Records provided ::
════════

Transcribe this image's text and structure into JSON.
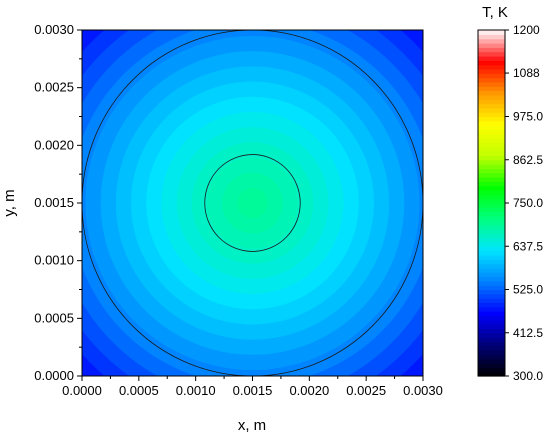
{
  "chart_data": [
    {
      "type": "heatmap",
      "title": "",
      "xlabel": "x, m",
      "ylabel": "y, m",
      "xlim": [
        0.0,
        0.003
      ],
      "ylim": [
        0.0,
        0.003
      ],
      "x_ticks": [
        "0.0000",
        "0.0005",
        "0.0010",
        "0.0015",
        "0.0020",
        "0.0025",
        "0.0030"
      ],
      "y_ticks": [
        "0.0000",
        "0.0005",
        "0.0010",
        "0.0015",
        "0.0020",
        "0.0025",
        "0.0030"
      ],
      "field": {
        "shape": "radial",
        "center": [
          0.0015,
          0.0015
        ],
        "value_at_center": 695,
        "value_at_corner": 470,
        "contour_lines_at_radius_m": [
          0.00042,
          0.0015
        ]
      },
      "colorbar": {
        "title": "T, K",
        "range": [
          300.0,
          1200
        ],
        "ticks": [
          "1200",
          "1088",
          "975.0",
          "862.5",
          "750.0",
          "637.5",
          "525.0",
          "412.5",
          "300.0"
        ],
        "colormap": [
          "#000000",
          "#000077",
          "#0000ff",
          "#0080ff",
          "#00e5ff",
          "#00ff80",
          "#00ff00",
          "#c0ff00",
          "#ffff00",
          "#ff9900",
          "#ff0000",
          "#ffffff"
        ]
      }
    }
  ]
}
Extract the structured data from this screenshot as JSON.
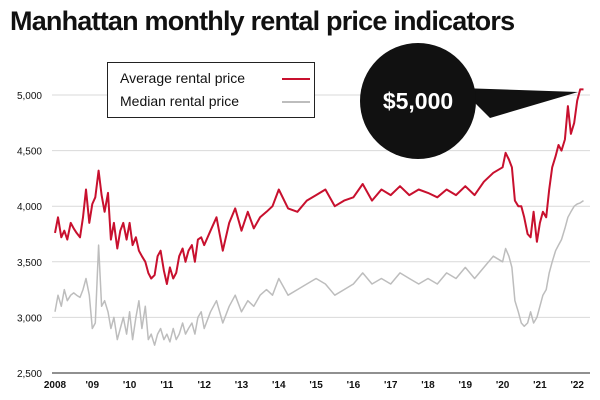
{
  "title": "Manhattan monthly rental price indicators",
  "callout": "$5,000",
  "colors": {
    "average": "#c8102e",
    "median": "#bdbdbd",
    "callout_bg": "#111111"
  },
  "chart_data": {
    "type": "line",
    "title": "Manhattan monthly rental price indicators",
    "xlabel": "",
    "ylabel": "",
    "ylim": [
      2500,
      5250
    ],
    "xlim": [
      2008,
      2022.25
    ],
    "y_ticks": [
      "2,500",
      "3,000",
      "3,500",
      "4,000",
      "4,500",
      "5,000"
    ],
    "y_tick_values": [
      2500,
      3000,
      3500,
      4000,
      4500,
      5000
    ],
    "x_ticks": [
      "2008",
      "'09",
      "'10",
      "'11",
      "'12",
      "'13",
      "'14",
      "'15",
      "'16",
      "'17",
      "'18",
      "'19",
      "'20",
      "'21",
      "'22"
    ],
    "x_tick_values": [
      2008,
      2009,
      2010,
      2011,
      2012,
      2013,
      2014,
      2015,
      2016,
      2017,
      2018,
      2019,
      2020,
      2021,
      2022
    ],
    "grid": "horizontal",
    "legend": "top-left",
    "annotation": "$5,000",
    "series": [
      {
        "name": "Average rental price",
        "x": [
          2008.0,
          2008.08,
          2008.17,
          2008.25,
          2008.33,
          2008.42,
          2008.5,
          2008.58,
          2008.67,
          2008.75,
          2008.83,
          2008.92,
          2009.0,
          2009.08,
          2009.17,
          2009.25,
          2009.33,
          2009.42,
          2009.5,
          2009.58,
          2009.67,
          2009.75,
          2009.83,
          2009.92,
          2010.0,
          2010.08,
          2010.17,
          2010.25,
          2010.33,
          2010.42,
          2010.5,
          2010.58,
          2010.67,
          2010.75,
          2010.83,
          2010.92,
          2011.0,
          2011.08,
          2011.17,
          2011.25,
          2011.33,
          2011.42,
          2011.5,
          2011.58,
          2011.67,
          2011.75,
          2011.83,
          2011.92,
          2012.0,
          2012.17,
          2012.33,
          2012.5,
          2012.67,
          2012.83,
          2013.0,
          2013.17,
          2013.33,
          2013.5,
          2013.67,
          2013.83,
          2014.0,
          2014.25,
          2014.5,
          2014.75,
          2015.0,
          2015.25,
          2015.5,
          2015.75,
          2016.0,
          2016.25,
          2016.5,
          2016.75,
          2017.0,
          2017.25,
          2017.5,
          2017.75,
          2018.0,
          2018.25,
          2018.5,
          2018.75,
          2019.0,
          2019.25,
          2019.5,
          2019.75,
          2020.0,
          2020.08,
          2020.17,
          2020.25,
          2020.33,
          2020.42,
          2020.5,
          2020.58,
          2020.67,
          2020.75,
          2020.83,
          2020.92,
          2021.0,
          2021.08,
          2021.17,
          2021.25,
          2021.33,
          2021.42,
          2021.5,
          2021.58,
          2021.67,
          2021.75,
          2021.83,
          2021.92,
          2022.0,
          2022.08,
          2022.17
        ],
        "values": [
          3760,
          3900,
          3720,
          3780,
          3700,
          3850,
          3800,
          3760,
          3720,
          3900,
          4150,
          3850,
          4020,
          4080,
          4320,
          4100,
          3950,
          4120,
          3700,
          3850,
          3620,
          3780,
          3850,
          3700,
          3850,
          3650,
          3720,
          3600,
          3550,
          3500,
          3400,
          3350,
          3380,
          3550,
          3600,
          3420,
          3300,
          3450,
          3350,
          3400,
          3550,
          3620,
          3500,
          3600,
          3650,
          3500,
          3700,
          3720,
          3650,
          3780,
          3900,
          3600,
          3850,
          3980,
          3780,
          3950,
          3800,
          3900,
          3950,
          4000,
          4150,
          3980,
          3950,
          4050,
          4100,
          4150,
          4000,
          4050,
          4080,
          4200,
          4050,
          4150,
          4100,
          4180,
          4100,
          4150,
          4120,
          4080,
          4150,
          4100,
          4180,
          4100,
          4220,
          4300,
          4350,
          4480,
          4420,
          4350,
          4050,
          4000,
          4000,
          3900,
          3750,
          3720,
          3950,
          3680,
          3850,
          3950,
          3900,
          4150,
          4350,
          4450,
          4550,
          4500,
          4600,
          4900,
          4650,
          4750,
          4950,
          5050,
          5050
        ]
      },
      {
        "name": "Median rental price",
        "x": [
          2008.0,
          2008.08,
          2008.17,
          2008.25,
          2008.33,
          2008.42,
          2008.5,
          2008.58,
          2008.67,
          2008.75,
          2008.83,
          2008.92,
          2009.0,
          2009.08,
          2009.17,
          2009.25,
          2009.33,
          2009.42,
          2009.5,
          2009.58,
          2009.67,
          2009.75,
          2009.83,
          2009.92,
          2010.0,
          2010.08,
          2010.17,
          2010.25,
          2010.33,
          2010.42,
          2010.5,
          2010.58,
          2010.67,
          2010.75,
          2010.83,
          2010.92,
          2011.0,
          2011.08,
          2011.17,
          2011.25,
          2011.33,
          2011.42,
          2011.5,
          2011.58,
          2011.67,
          2011.75,
          2011.83,
          2011.92,
          2012.0,
          2012.17,
          2012.33,
          2012.5,
          2012.67,
          2012.83,
          2013.0,
          2013.17,
          2013.33,
          2013.5,
          2013.67,
          2013.83,
          2014.0,
          2014.25,
          2014.5,
          2014.75,
          2015.0,
          2015.25,
          2015.5,
          2015.75,
          2016.0,
          2016.25,
          2016.5,
          2016.75,
          2017.0,
          2017.25,
          2017.5,
          2017.75,
          2018.0,
          2018.25,
          2018.5,
          2018.75,
          2019.0,
          2019.25,
          2019.5,
          2019.75,
          2020.0,
          2020.08,
          2020.17,
          2020.25,
          2020.33,
          2020.42,
          2020.5,
          2020.58,
          2020.67,
          2020.75,
          2020.83,
          2020.92,
          2021.0,
          2021.08,
          2021.17,
          2021.25,
          2021.33,
          2021.42,
          2021.5,
          2021.58,
          2021.67,
          2021.75,
          2021.83,
          2021.92,
          2022.0,
          2022.08,
          2022.17
        ],
        "values": [
          3050,
          3200,
          3100,
          3250,
          3150,
          3200,
          3220,
          3200,
          3180,
          3250,
          3350,
          3200,
          2900,
          2950,
          3650,
          3100,
          3150,
          3050,
          2900,
          3000,
          2800,
          2900,
          3000,
          2850,
          3050,
          2800,
          3000,
          3150,
          2900,
          3100,
          2800,
          2850,
          2750,
          2850,
          2900,
          2800,
          2850,
          2780,
          2900,
          2800,
          2850,
          2950,
          2850,
          2900,
          2950,
          2850,
          3000,
          3050,
          2900,
          3050,
          3150,
          2950,
          3100,
          3200,
          3050,
          3150,
          3100,
          3200,
          3250,
          3200,
          3350,
          3200,
          3250,
          3300,
          3350,
          3300,
          3200,
          3250,
          3300,
          3400,
          3300,
          3350,
          3300,
          3400,
          3350,
          3300,
          3350,
          3300,
          3400,
          3350,
          3450,
          3350,
          3450,
          3550,
          3500,
          3620,
          3550,
          3450,
          3150,
          3050,
          2950,
          2920,
          2950,
          3050,
          2950,
          3000,
          3100,
          3200,
          3250,
          3400,
          3500,
          3600,
          3650,
          3700,
          3800,
          3900,
          3950,
          4000,
          4020,
          4030,
          4050
        ]
      }
    ]
  }
}
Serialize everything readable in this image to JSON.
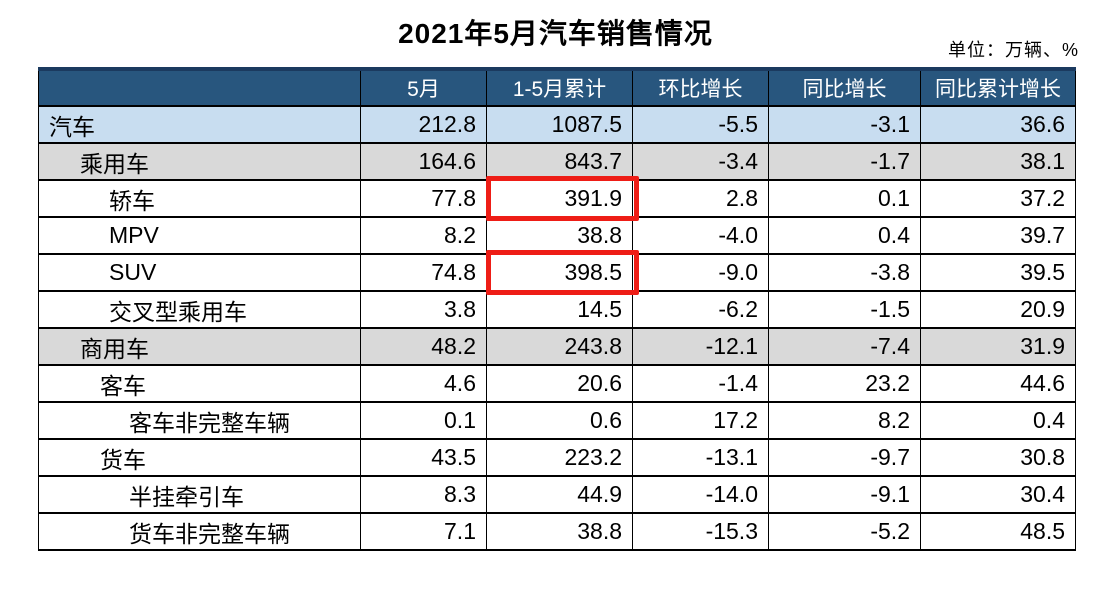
{
  "colors": {
    "header_bg": "#28567E",
    "header_text": "#FFFFFF",
    "row_blue": "#C8DDF0",
    "row_gray": "#D9D9D9",
    "row_white": "#FFFFFF",
    "border": "#000000",
    "table_top_border": "#1B3A5F",
    "highlight_red": "#EE1D16"
  },
  "chart_data": {
    "type": "table",
    "title": "2021年5月汽车销售情况",
    "unit": "单位：万辆、%",
    "columns": [
      "",
      "5月",
      "1-5月累计",
      "环比增长",
      "同比增长",
      "同比累计增长"
    ],
    "rows": [
      {
        "label": "汽车",
        "indent": 0,
        "bg": "blue",
        "values": [
          "212.8",
          "1087.5",
          "-5.5",
          "-3.1",
          "36.6"
        ]
      },
      {
        "label": "乘用车",
        "indent": 1,
        "bg": "gray",
        "values": [
          "164.6",
          "843.7",
          "-3.4",
          "-1.7",
          "38.1"
        ]
      },
      {
        "label": "轿车",
        "indent": 3,
        "bg": "white",
        "values": [
          "77.8",
          "391.9",
          "2.8",
          "0.1",
          "37.2"
        ],
        "highlight": [
          1
        ]
      },
      {
        "label": "MPV",
        "indent": 3,
        "bg": "white",
        "values": [
          "8.2",
          "38.8",
          "-4.0",
          "0.4",
          "39.7"
        ]
      },
      {
        "label": "SUV",
        "indent": 3,
        "bg": "white",
        "values": [
          "74.8",
          "398.5",
          "-9.0",
          "-3.8",
          "39.5"
        ],
        "highlight": [
          1
        ]
      },
      {
        "label": "交叉型乘用车",
        "indent": 3,
        "bg": "white",
        "values": [
          "3.8",
          "14.5",
          "-6.2",
          "-1.5",
          "20.9"
        ]
      },
      {
        "label": "商用车",
        "indent": 1,
        "bg": "gray",
        "values": [
          "48.2",
          "243.8",
          "-12.1",
          "-7.4",
          "31.9"
        ]
      },
      {
        "label": "客车",
        "indent": 2,
        "bg": "white",
        "values": [
          "4.6",
          "20.6",
          "-1.4",
          "23.2",
          "44.6"
        ]
      },
      {
        "label": "客车非完整车辆",
        "indent": 4,
        "bg": "white",
        "values": [
          "0.1",
          "0.6",
          "17.2",
          "8.2",
          "0.4"
        ]
      },
      {
        "label": "货车",
        "indent": 2,
        "bg": "white",
        "values": [
          "43.5",
          "223.2",
          "-13.1",
          "-9.7",
          "30.8"
        ]
      },
      {
        "label": "半挂牵引车",
        "indent": 4,
        "bg": "white",
        "values": [
          "8.3",
          "44.9",
          "-14.0",
          "-9.1",
          "30.4"
        ]
      },
      {
        "label": "货车非完整车辆",
        "indent": 4,
        "bg": "white",
        "values": [
          "7.1",
          "38.8",
          "-15.3",
          "-5.2",
          "48.5"
        ]
      }
    ],
    "highlighted_cells": [
      {
        "row": "轿车",
        "column": "1-5月累计",
        "value": "391.9"
      },
      {
        "row": "SUV",
        "column": "1-5月累计",
        "value": "398.5"
      }
    ]
  }
}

════════

Objective :: Pick out each line in the material containing "JSON".

Exercise output ::
Transcribe this image's text and structure into JSON.
Extract the structured data from this screenshot as JSON.
Serialize everything readable in this image to JSON.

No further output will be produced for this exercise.